▸ **Task objective**
The records should be repeated word for word, pictures excluded.
********
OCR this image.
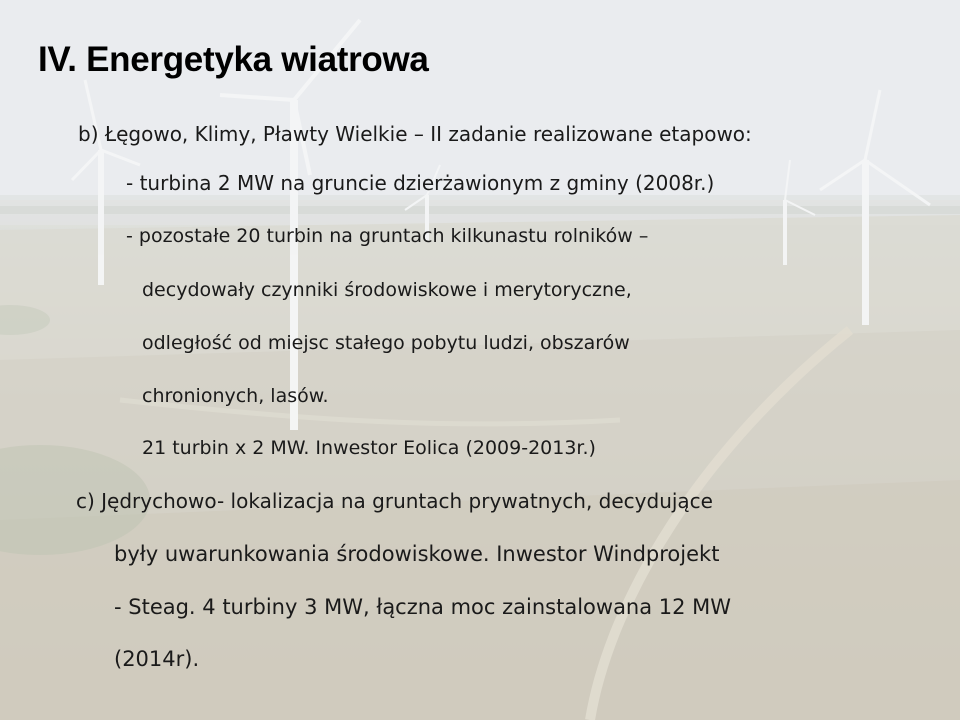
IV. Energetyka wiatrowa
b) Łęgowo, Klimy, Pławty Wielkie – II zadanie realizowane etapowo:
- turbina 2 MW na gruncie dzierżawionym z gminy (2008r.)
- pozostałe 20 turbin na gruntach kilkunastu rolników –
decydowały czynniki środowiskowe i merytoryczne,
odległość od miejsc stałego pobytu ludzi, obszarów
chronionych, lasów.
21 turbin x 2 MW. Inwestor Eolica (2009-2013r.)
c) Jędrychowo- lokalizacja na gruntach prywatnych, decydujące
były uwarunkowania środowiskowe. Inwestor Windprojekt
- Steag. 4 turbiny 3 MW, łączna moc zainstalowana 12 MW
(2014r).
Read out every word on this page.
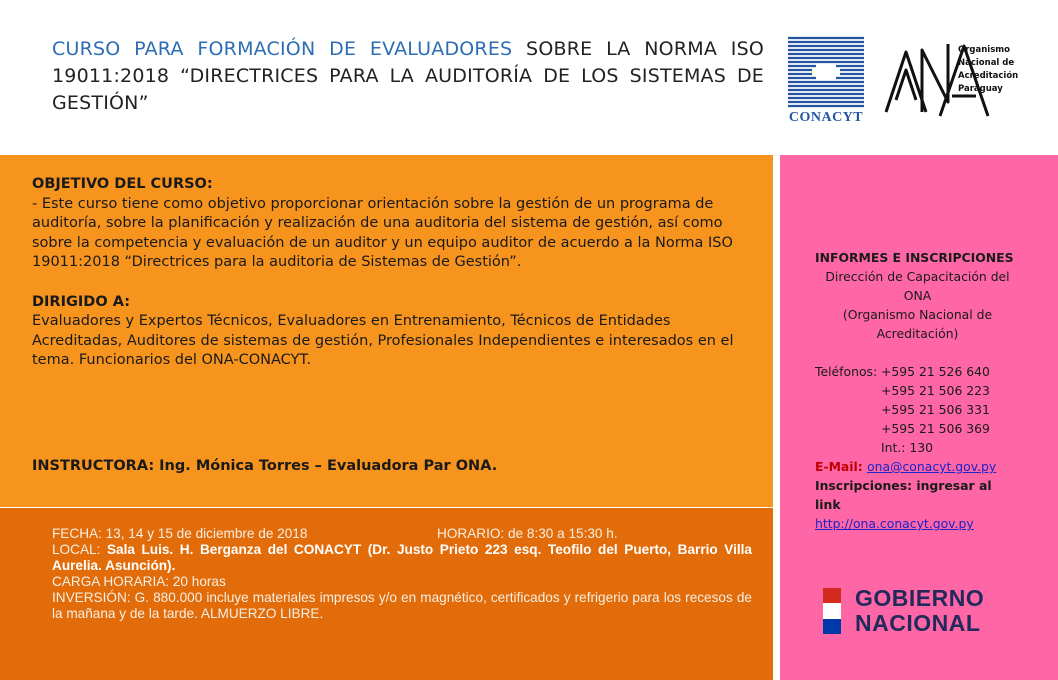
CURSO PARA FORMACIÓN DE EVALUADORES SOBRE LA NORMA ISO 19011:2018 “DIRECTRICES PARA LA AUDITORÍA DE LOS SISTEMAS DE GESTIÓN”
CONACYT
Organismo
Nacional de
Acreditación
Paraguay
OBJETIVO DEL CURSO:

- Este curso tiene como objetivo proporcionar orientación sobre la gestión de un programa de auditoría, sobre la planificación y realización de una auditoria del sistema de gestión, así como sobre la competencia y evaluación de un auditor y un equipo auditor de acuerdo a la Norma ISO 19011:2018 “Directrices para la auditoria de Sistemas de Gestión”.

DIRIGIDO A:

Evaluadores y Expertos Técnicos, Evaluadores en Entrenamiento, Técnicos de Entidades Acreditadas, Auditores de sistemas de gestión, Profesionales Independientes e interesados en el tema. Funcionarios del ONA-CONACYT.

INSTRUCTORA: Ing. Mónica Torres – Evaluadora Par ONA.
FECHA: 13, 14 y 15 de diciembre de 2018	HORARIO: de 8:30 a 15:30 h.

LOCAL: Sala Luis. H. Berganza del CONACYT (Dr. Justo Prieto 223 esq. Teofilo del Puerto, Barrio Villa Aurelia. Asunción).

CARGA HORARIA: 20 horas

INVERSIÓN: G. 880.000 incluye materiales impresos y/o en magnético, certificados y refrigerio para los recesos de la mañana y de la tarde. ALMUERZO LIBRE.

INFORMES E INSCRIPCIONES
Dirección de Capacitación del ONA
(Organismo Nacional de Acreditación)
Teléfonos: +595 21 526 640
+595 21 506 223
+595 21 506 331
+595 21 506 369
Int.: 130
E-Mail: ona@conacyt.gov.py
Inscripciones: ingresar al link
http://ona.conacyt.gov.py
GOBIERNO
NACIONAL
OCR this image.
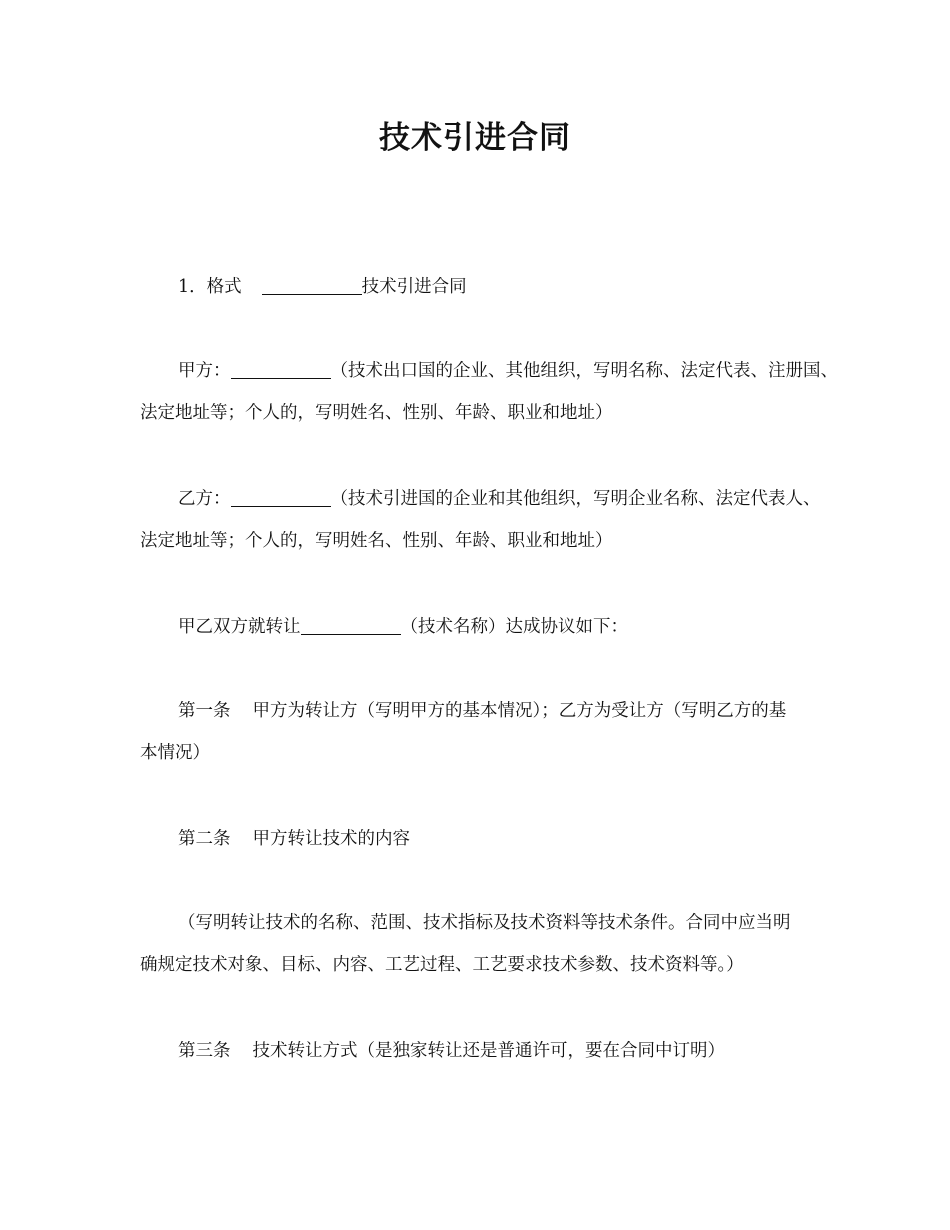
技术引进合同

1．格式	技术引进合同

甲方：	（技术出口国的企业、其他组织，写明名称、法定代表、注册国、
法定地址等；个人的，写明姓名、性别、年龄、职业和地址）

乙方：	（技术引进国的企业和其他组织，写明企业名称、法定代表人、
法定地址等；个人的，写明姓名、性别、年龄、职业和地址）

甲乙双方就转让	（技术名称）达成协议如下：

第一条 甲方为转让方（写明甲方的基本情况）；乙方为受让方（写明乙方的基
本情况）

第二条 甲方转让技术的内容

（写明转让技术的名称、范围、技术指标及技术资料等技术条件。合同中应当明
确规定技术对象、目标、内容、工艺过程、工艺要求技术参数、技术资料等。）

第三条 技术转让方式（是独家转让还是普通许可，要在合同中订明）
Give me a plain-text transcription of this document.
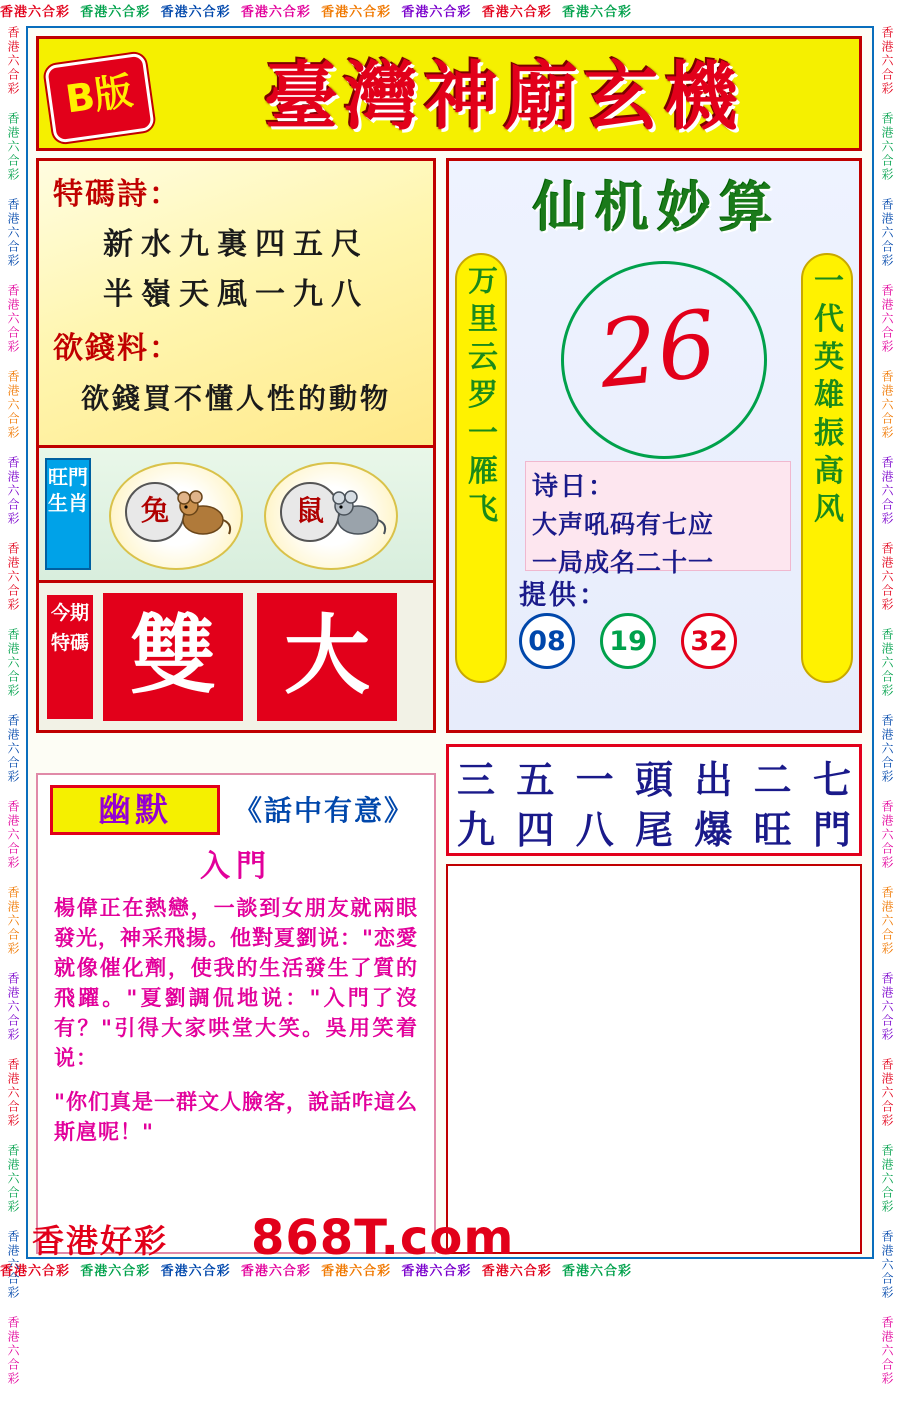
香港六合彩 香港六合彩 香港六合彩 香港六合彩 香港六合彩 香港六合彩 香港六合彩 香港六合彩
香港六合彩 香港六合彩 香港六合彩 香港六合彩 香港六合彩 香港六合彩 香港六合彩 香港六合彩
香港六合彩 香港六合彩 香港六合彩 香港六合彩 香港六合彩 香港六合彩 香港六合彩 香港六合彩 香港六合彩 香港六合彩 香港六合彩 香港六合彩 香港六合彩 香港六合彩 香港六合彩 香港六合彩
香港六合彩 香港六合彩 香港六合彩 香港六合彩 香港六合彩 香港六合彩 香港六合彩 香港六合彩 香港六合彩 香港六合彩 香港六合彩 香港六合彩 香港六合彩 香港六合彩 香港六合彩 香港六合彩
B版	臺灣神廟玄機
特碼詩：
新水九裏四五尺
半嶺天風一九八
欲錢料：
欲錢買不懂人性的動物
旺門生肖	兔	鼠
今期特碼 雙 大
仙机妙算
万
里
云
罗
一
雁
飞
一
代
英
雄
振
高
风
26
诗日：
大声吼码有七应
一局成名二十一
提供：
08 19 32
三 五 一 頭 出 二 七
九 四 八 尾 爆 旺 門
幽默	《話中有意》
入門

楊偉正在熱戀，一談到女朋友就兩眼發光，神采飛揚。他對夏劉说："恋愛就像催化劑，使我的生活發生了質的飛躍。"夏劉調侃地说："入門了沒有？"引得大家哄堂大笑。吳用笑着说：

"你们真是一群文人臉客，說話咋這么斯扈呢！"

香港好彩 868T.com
********
▸ **Solution below**
OCR this image.
IV. Energetyka wiatrowa
b) Łęgowo, Klimy, Pławty Wielkie – II zadanie realizowane etapowo:
- turbina 2 MW na gruncie dzierżawionym z gminy (2008r.)
- pozostałe 20 turbin na gruntach kilkunastu rolników –
decydowały czynniki środowiskowe i merytoryczne,
odległość od miejsc stałego pobytu ludzi, obszarów
chronionych, lasów.
21 turbin x 2 MW. Inwestor Eolica (2009-2013r.)
c) Jędrychowo- lokalizacja na gruntach prywatnych, decydujące
były uwarunkowania środowiskowe. Inwestor Windprojekt
- Steag. 4 turbiny 3 MW, łączna moc zainstalowana 12 MW
(2014r).
Read out every word on this page.
CURSO PARA FORMACIÓN DE EVALUADORES SOBRE LA NORMA ISO 19011:2018 “DIRECTRICES PARA LA AUDITORÍA DE LOS SISTEMAS DE GESTIÓN”
CONACYT
Organismo
Nacional de
Acreditación
Paraguay
OBJETIVO DEL CURSO:

- Este curso tiene como objetivo proporcionar orientación sobre la gestión de un programa de auditoría, sobre la planificación y realización de una auditoria del sistema de gestión, así como sobre la competencia y evaluación de un auditor y un equipo auditor de acuerdo a la Norma ISO 19011:2018 “Directrices para la auditoria de Sistemas de Gestión”.

DIRIGIDO A:

Evaluadores y Expertos Técnicos, Evaluadores en Entrenamiento, Técnicos de Entidades Acreditadas, Auditores de sistemas de gestión, Profesionales Independientes e interesados en el tema. Funcionarios del ONA-CONACYT.

INSTRUCTORA: Ing. Mónica Torres – Evaluadora Par ONA.
FECHA: 13, 14 y 15 de diciembre de 2018	HORARIO: de 8:30 a 15:30 h.

LOCAL: Sala Luis. H. Berganza del CONACYT (Dr. Justo Prieto 223 esq. Teofilo del Puerto, Barrio Villa Aurelia. Asunción).

CARGA HORARIA: 20 horas

INVERSIÓN: G. 880.000 incluye materiales impresos y/o en magnético, certificados y refrigerio para los recesos de la mañana y de la tarde. ALMUERZO LIBRE.

INFORMES E INSCRIPCIONES
Dirección de Capacitación del ONA
(Organismo Nacional de Acreditación)
Teléfonos: +595 21 526 640
+595 21 506 223
+595 21 506 331
+595 21 506 369
Int.: 130
E-Mail: ona@conacyt.gov.py
Inscripciones: ingresar al link
http://ona.conacyt.gov.py
GOBIERNO
NACIONAL
OCR this image.
技术引进合同

1．格式	技术引进合同

甲方：	（技术出口国的企业、其他组织，写明名称、法定代表、注册国、
法定地址等；个人的，写明姓名、性别、年龄、职业和地址）

乙方：	（技术引进国的企业和其他组织，写明企业名称、法定代表人、
法定地址等；个人的，写明姓名、性别、年龄、职业和地址）

甲乙双方就转让	（技术名称）达成协议如下：

第一条 甲方为转让方（写明甲方的基本情况）；乙方为受让方（写明乙方的基
本情况）

第二条 甲方转让技术的内容

（写明转让技术的名称、范围、技术指标及技术资料等技术条件。合同中应当明
确规定技术对象、目标、内容、工艺过程、工艺要求技术参数、技术资料等。）

第三条 技术转让方式（是独家转让还是普通许可，要在合同中订明）
Give me a plain-text transcription of this document.
香港六合彩 香港六合彩 香港六合彩 香港六合彩 香港六合彩 香港六合彩 香港六合彩 香港六合彩
香港六合彩 香港六合彩 香港六合彩 香港六合彩 香港六合彩 香港六合彩 香港六合彩 香港六合彩
香港六合彩 香港六合彩 香港六合彩 香港六合彩 香港六合彩 香港六合彩 香港六合彩 香港六合彩 香港六合彩 香港六合彩 香港六合彩 香港六合彩 香港六合彩 香港六合彩 香港六合彩 香港六合彩
香港六合彩 香港六合彩 香港六合彩 香港六合彩 香港六合彩 香港六合彩 香港六合彩 香港六合彩 香港六合彩 香港六合彩 香港六合彩 香港六合彩 香港六合彩 香港六合彩 香港六合彩 香港六合彩
B版	臺灣神廟玄機
特碼詩：
新水九裏四五尺
半嶺天風一九八
欲錢料：
欲錢買不懂人性的動物
旺門生肖	兔	鼠
今期特碼 雙 大
仙机妙算
万
里
云
罗
一
雁
飞
一
代
英
雄
振
高
风
26
诗日：
大声吼码有七应
一局成名二十一
提供：
08 19 32
三 五 一 頭 出 二 七
九 四 八 尾 爆 旺 門
幽默	《話中有意》
入門

楊偉正在熱戀，一談到女朋友就兩眼發光，神采飛揚。他對夏劉说："恋愛就像催化劑，使我的生活發生了質的飛躍。"夏劉調侃地说："入門了沒有？"引得大家哄堂大笑。吳用笑着说：

"你们真是一群文人臉客，說話咋這么斯扈呢！"

香港好彩 868T.com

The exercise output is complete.